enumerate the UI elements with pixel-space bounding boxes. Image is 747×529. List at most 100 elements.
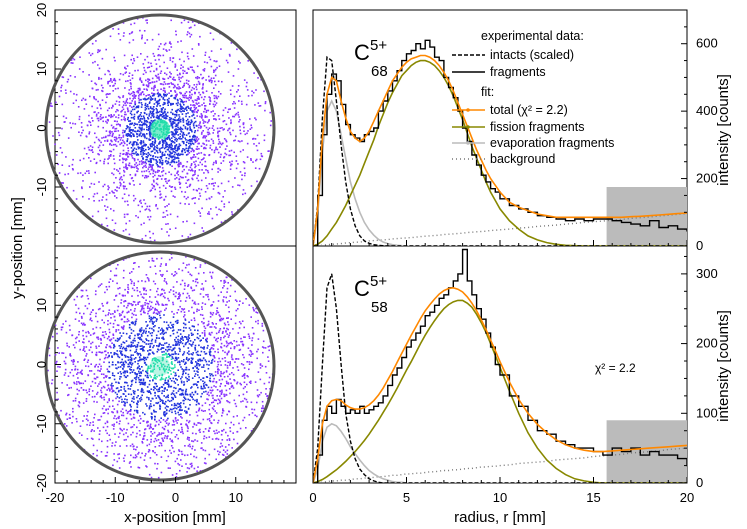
- detector-hit: [227, 323, 230, 326]
- detector-hit: [140, 501, 142, 503]
- detector-hit: [155, 160, 158, 162]
- detector-hit: [123, 32, 125, 34]
- detector-hit: [139, 352, 141, 355]
- detector-hit: [266, 395, 269, 397]
- detector-hit: [108, 331, 111, 334]
- detector-hit: [112, 148, 115, 151]
- detector-hit: [84, 172, 87, 175]
- detector-hit: [194, 375, 196, 377]
- detector-hit: [198, 309, 200, 311]
- detector-hit: [257, 371, 260, 373]
- detector-hit: [202, 449, 205, 451]
- detector-hit: [123, 169, 125, 172]
- detector-hit: [197, 105, 200, 107]
- detector-hit: [119, 96, 121, 99]
- detector-hit: [170, 146, 173, 149]
- detector-hit: [178, 344, 180, 346]
- detector-hit: [164, 102, 166, 104]
- detector-hit: [136, 446, 138, 448]
- detector-hit: [122, 144, 125, 147]
- detector-hit: [155, 75, 158, 78]
- detector-hit: [144, 42, 146, 44]
- detector-hit: [201, 404, 204, 407]
- detector-hit: [177, 128, 179, 131]
- detector-hit: [168, 119, 171, 121]
- detector-hit: [144, 164, 147, 167]
- detector-hit: [119, 39, 122, 41]
- detector-hit: [161, 392, 163, 395]
- detector-hit: [194, 99, 197, 101]
- detector-hit: [146, 55, 149, 58]
- detector-hit: [227, 306, 230, 309]
- detector-hit: [173, 136, 176, 139]
- detector-hit: [186, 150, 189, 152]
- detector-hit: [135, 376, 137, 379]
- detector-hit: [95, 363, 98, 366]
- detector-hit: [177, 321, 179, 324]
- detector-hit: [195, 160, 197, 163]
- detector-hit: [97, 338, 100, 340]
- detector-hit: [122, 361, 125, 364]
- detector-hit: [108, 285, 111, 288]
- detector-hit: [171, 127, 174, 129]
- detector-hit: [154, 86, 156, 88]
- detector-hit: [98, 370, 101, 372]
- detector-hit: [236, 300, 238, 303]
- detector-hit: [123, 388, 126, 390]
- detector-hit: [113, 181, 115, 184]
- detector-hit: [169, 120, 171, 123]
- detector-hit: [82, 402, 85, 404]
- detector-hit: [159, 421, 162, 423]
- detector-hit: [116, 411, 119, 414]
- detector-hit: [192, 110, 195, 112]
- detector-hit: [120, 351, 122, 354]
- detector-hit: [179, 138, 181, 140]
- detector-hit: [140, 202, 142, 204]
- detector-hit: [164, 353, 166, 356]
- detector-hit: [256, 389, 259, 391]
- detector-hit: [161, 140, 164, 142]
- detector-hit: [204, 262, 207, 265]
- detector-hit: [128, 194, 130, 197]
- detector-hit: [160, 362, 162, 365]
- detector-hit: [144, 176, 146, 179]
- detector-hit: [68, 413, 71, 416]
- detector-hit: [187, 340, 190, 342]
- detector-hit: [90, 346, 92, 349]
- detector-hit: [185, 154, 188, 156]
- detector-hit: [239, 171, 242, 173]
- detector-hit: [108, 398, 110, 400]
- detector-hit: [218, 118, 221, 120]
- detector-hit: [134, 152, 136, 155]
- detector-hit: [163, 117, 165, 119]
- detector-hit: [98, 383, 100, 385]
- detector-hit: [200, 288, 203, 290]
- detector-hit: [231, 372, 233, 374]
- detector-hit: [160, 83, 163, 85]
- detector-hit: [158, 337, 160, 339]
- detector-hit: [111, 361, 114, 363]
- detector-hit: [123, 153, 125, 155]
- detector-hit: [176, 131, 179, 133]
- detector-hit: [211, 148, 213, 151]
- detector-hit: [187, 336, 190, 338]
- detector-hit: [113, 343, 115, 346]
- detector-hit: [100, 365, 102, 368]
- detector-hit: [207, 367, 210, 370]
- detector-hit: [69, 122, 71, 124]
- detector-hit: [166, 145, 169, 148]
- detector-hit: [131, 321, 134, 323]
- detector-hit: [156, 388, 158, 391]
- detector-hit: [175, 111, 178, 114]
- detector-hit: [164, 216, 166, 218]
- detector-hit: [202, 69, 205, 71]
- detector-hit: [200, 96, 203, 99]
- detector-hit: [122, 457, 125, 460]
- detector-hit: [158, 115, 161, 117]
- detector-hit: [135, 448, 137, 451]
- detector-hit: [180, 110, 182, 113]
- detector-hit: [223, 205, 226, 208]
- detector-hit: [112, 385, 114, 387]
- detector-hit: [109, 155, 112, 157]
- detector-hit: [165, 187, 167, 189]
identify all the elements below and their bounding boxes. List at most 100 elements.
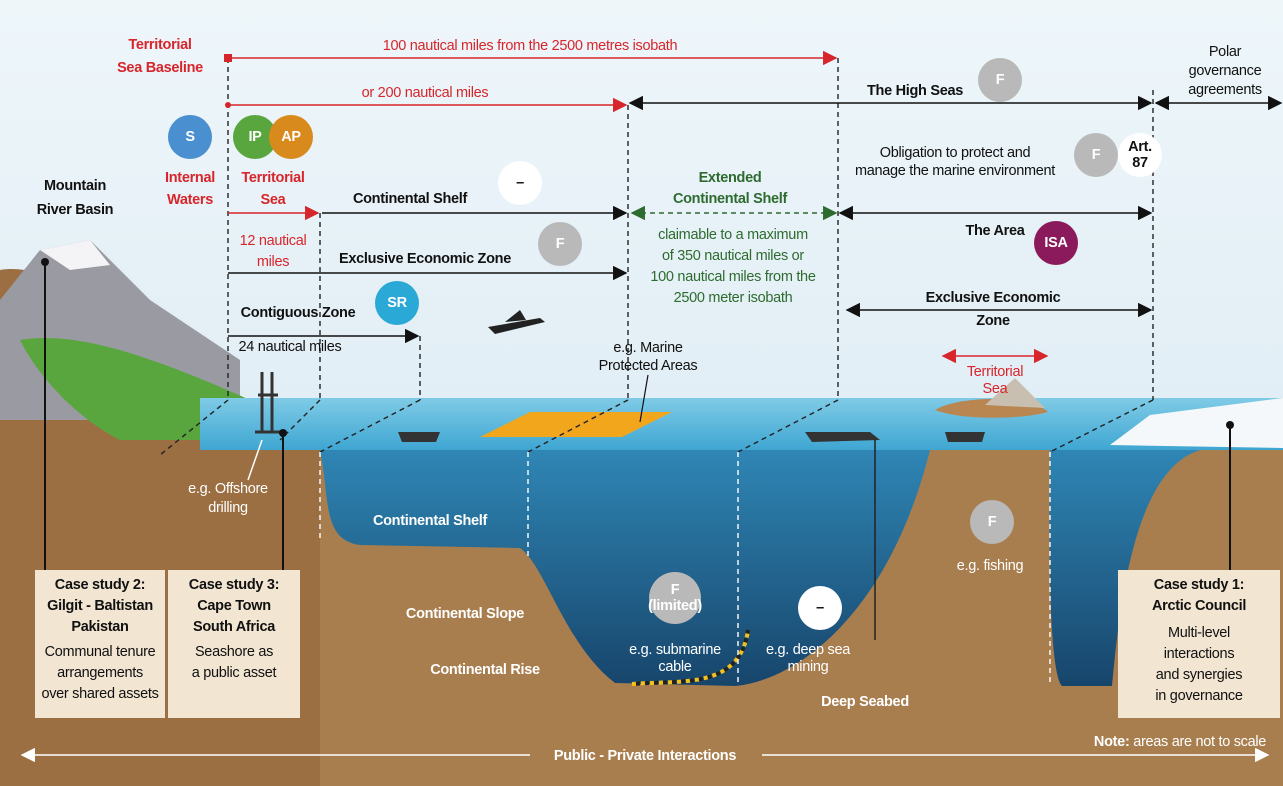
label-line: Mountain: [44, 178, 106, 194]
label: or 200 nautical miles: [362, 85, 489, 101]
badge-line: F: [1092, 147, 1101, 163]
label-line: Sea: [261, 192, 287, 208]
label-line: Waters: [167, 192, 213, 208]
case-text-line: and synergies: [1156, 667, 1242, 683]
badge-line: S: [185, 129, 195, 145]
badge-line: –: [516, 175, 524, 191]
label-line: Deep Seabed: [821, 694, 909, 710]
label-line: The High Seas: [867, 83, 963, 99]
badge-label: SR: [387, 295, 407, 311]
label-line: Sea: [983, 381, 1009, 397]
note: Note: areas are not to scale: [1094, 734, 1266, 750]
label-line: Contiguous Zone: [241, 305, 356, 321]
label: 24 nautical miles: [239, 339, 342, 355]
label-line: Continental Slope: [406, 606, 524, 622]
case-title-line: Cape Town: [197, 598, 271, 614]
label-line: e.g. Marine: [613, 340, 682, 356]
label-line: governance: [1189, 63, 1262, 79]
label-line: 2500 meter isobath: [674, 290, 793, 306]
label-line: 100 nautical miles from the: [650, 269, 815, 285]
label-line: Exclusive Economic Zone: [339, 251, 511, 267]
label-line: Exclusive Economic: [926, 290, 1061, 306]
label: Contiguous Zone: [241, 305, 356, 321]
label: 100 nautical miles from the 2500 metres …: [383, 38, 678, 54]
badge-line: F: [988, 514, 997, 530]
label-line: River Basin: [37, 202, 114, 218]
label-line: Internal: [165, 170, 215, 186]
label: The High Seas: [867, 83, 963, 99]
label: The Area: [965, 223, 1025, 239]
case-title-line: Case study 1:: [1154, 577, 1244, 593]
label-line: cable: [658, 659, 691, 675]
case-title-line: Arctic Council: [1152, 598, 1246, 614]
case-title-line: Gilgit - Baltistan: [47, 598, 153, 614]
label-line: agreements: [1188, 82, 1262, 98]
label-line: mining: [788, 659, 829, 675]
note-text: areas are not to scale: [1133, 734, 1266, 750]
label-line: 12 nautical: [240, 233, 307, 249]
badge-label: F: [1092, 147, 1101, 163]
case-text-line: arrangements: [57, 665, 143, 681]
badge-label: IP: [248, 129, 262, 145]
badge-label: F: [556, 236, 565, 252]
case-title-line: Pakistan: [71, 619, 128, 635]
case-text-line: Multi-level: [1168, 625, 1230, 641]
case-text-line: Communal tenure: [45, 644, 156, 660]
badge-line: 87: [1132, 155, 1148, 171]
badge-line: Art.: [1128, 139, 1152, 155]
case-title-line: Case study 3:: [189, 577, 279, 593]
label-line: e.g. deep sea: [766, 642, 851, 658]
label: Continental Rise: [430, 662, 540, 678]
label-line: or 200 nautical miles: [362, 85, 489, 101]
badge-label: S: [185, 129, 195, 145]
badge-line: F: [996, 72, 1005, 88]
label-line: Polar: [1209, 44, 1242, 60]
badge-label: F: [996, 72, 1005, 88]
badge-label: ISA: [1044, 235, 1068, 251]
label-line: Continental Shelf: [353, 191, 468, 207]
badge-line: (limited): [648, 598, 702, 614]
label-line: e.g. submarine: [629, 642, 721, 658]
label-line: of 350 nautical miles or: [662, 248, 804, 264]
label-line: Protected Areas: [599, 358, 698, 374]
label-line: e.g. Offshore: [188, 481, 268, 497]
label: Deep Seabed: [821, 694, 909, 710]
case-text-line: in governance: [1155, 688, 1242, 704]
label: Continental Shelf: [373, 513, 488, 529]
diagram: Note: areas are not to scale Territorial…: [0, 0, 1283, 786]
badge-label: F: [988, 514, 997, 530]
label-line: miles: [257, 254, 289, 270]
label-line: Continental Rise: [430, 662, 540, 678]
label-line: Continental Shelf: [673, 191, 788, 207]
case-text-line: a public asset: [192, 665, 277, 681]
label-line: Sea Baseline: [117, 60, 203, 76]
badge-line: F: [556, 236, 565, 252]
label: e.g. fishing: [957, 558, 1024, 574]
label-line: Obligation to protect and: [880, 145, 1031, 161]
badge-line: F: [671, 582, 680, 598]
badge-line: AP: [281, 129, 301, 145]
badge-line: ISA: [1044, 235, 1068, 251]
case-text-line: Seashore as: [195, 644, 273, 660]
label-line: Territorial: [128, 37, 191, 53]
label-line: The Area: [965, 223, 1025, 239]
note-bold: Note:: [1094, 734, 1130, 750]
label-line: Public - Private Interactions: [554, 748, 737, 764]
label-line: e.g. fishing: [957, 558, 1024, 574]
badge-label: AP: [281, 129, 301, 145]
label-line: Zone: [976, 313, 1010, 329]
badge-label: –: [516, 175, 524, 191]
label-line: drilling: [208, 500, 248, 516]
label: Continental Shelf: [353, 191, 468, 207]
case-title-line: Case study 2:: [55, 577, 145, 593]
label-line: manage the marine environment: [855, 163, 1055, 179]
label: Public - Private Interactions: [554, 748, 737, 764]
label-line: Territorial: [967, 364, 1023, 380]
case-text-line: interactions: [1164, 646, 1235, 662]
badge-line: IP: [248, 129, 262, 145]
badge-line: –: [816, 600, 824, 616]
label-line: Territorial: [241, 170, 304, 186]
label-line: claimable to a maximum: [658, 227, 808, 243]
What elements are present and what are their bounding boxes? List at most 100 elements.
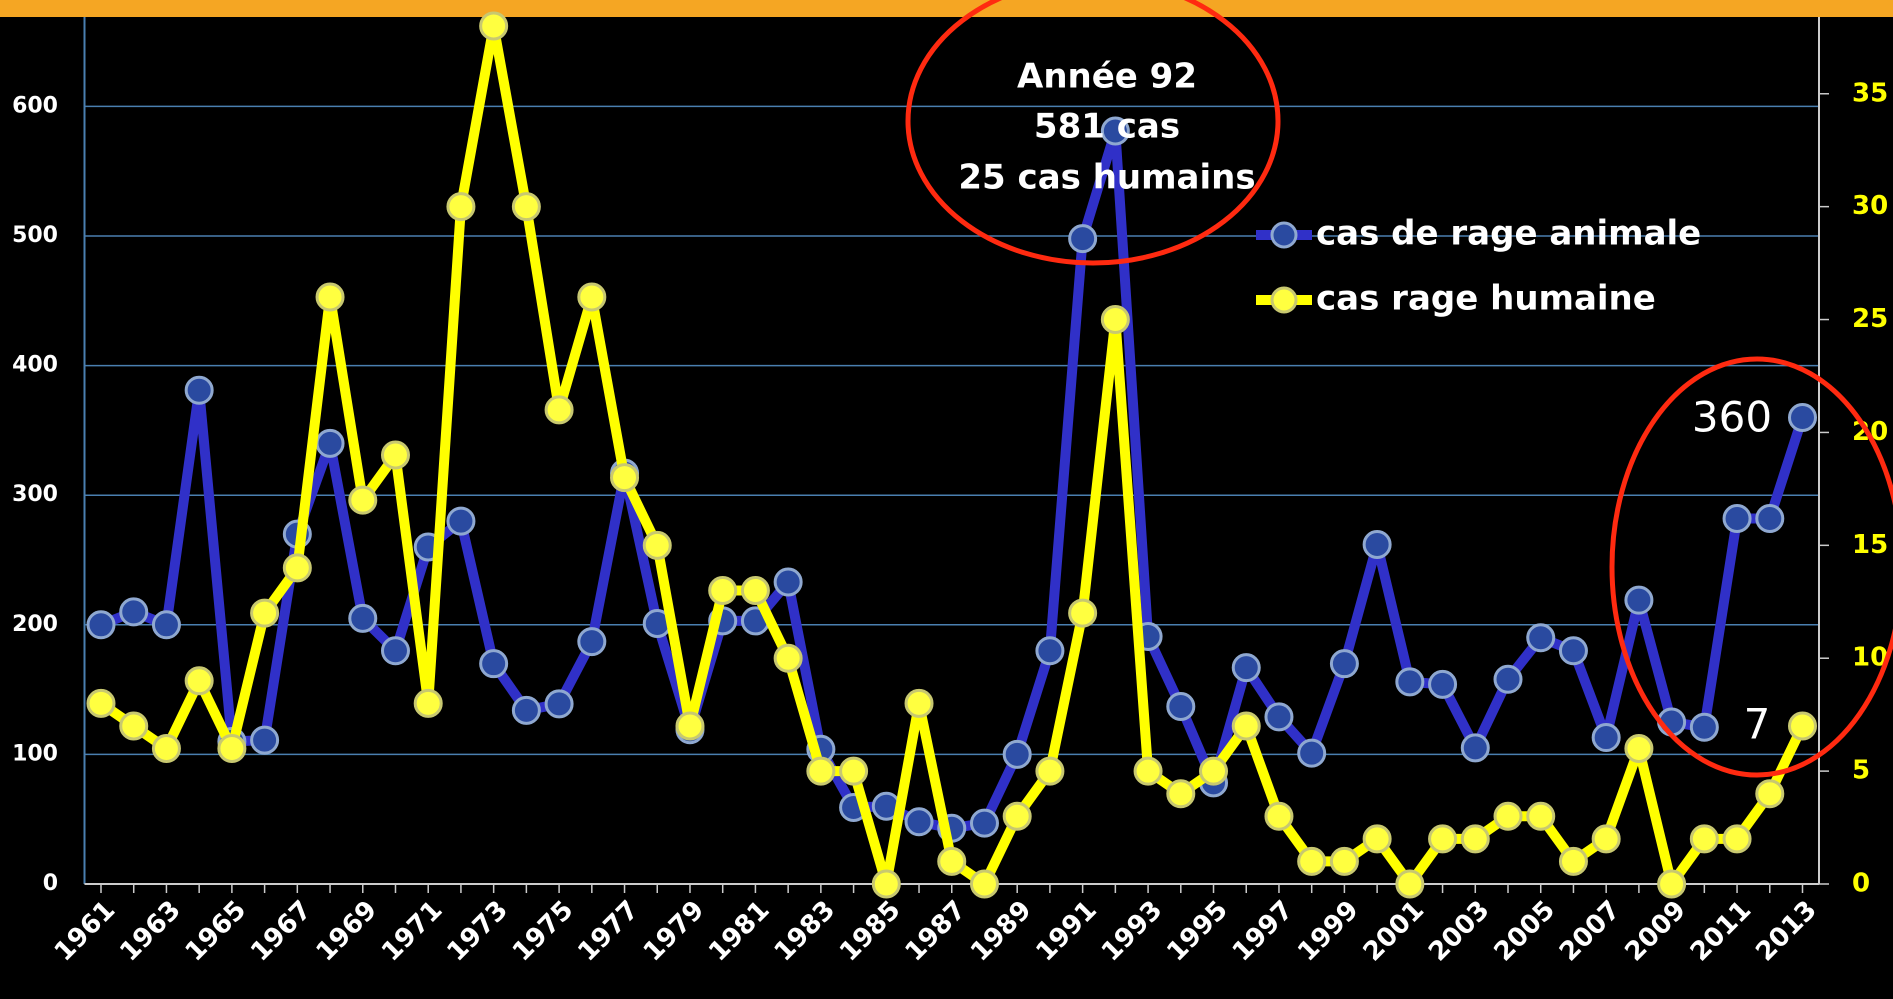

● **WRITTEN REQUEST**
Please copy out the lines in the items above, from the line containing "label-line: Mountain: [44, 178, 106, 194]" to the line containing "label-line: e.g. Marine: [613, 340, 682, 356]", with both ends included and every character unchanged.

● **RESULT OF THE EXERCISE**
label-line: Mountain: [44, 178, 106, 194]
label: or 200 nautical miles: [362, 85, 489, 101]
badge-line: F: [1092, 147, 1101, 163]
label-line: Sea: [261, 192, 287, 208]
label-line: Waters: [167, 192, 213, 208]
case-text-line: and synergies: [1156, 667, 1242, 683]
badge-line: S: [185, 129, 195, 145]
badge-line: –: [516, 175, 524, 191]
label-line: Deep Seabed: [821, 694, 909, 710]
label-line: The High Seas: [867, 83, 963, 99]
badge-label: SR: [387, 295, 407, 311]
label-line: Sea: [983, 381, 1009, 397]
note: Note: areas are not to scale: [1094, 734, 1266, 750]
label-line: Contiguous Zone: [241, 305, 356, 321]
label: 24 nautical miles: [239, 339, 342, 355]
label-line: Continental Slope: [406, 606, 524, 622]
case-title-line: Cape Town: [197, 598, 271, 614]
label-line: e.g. Marine: [613, 340, 682, 356]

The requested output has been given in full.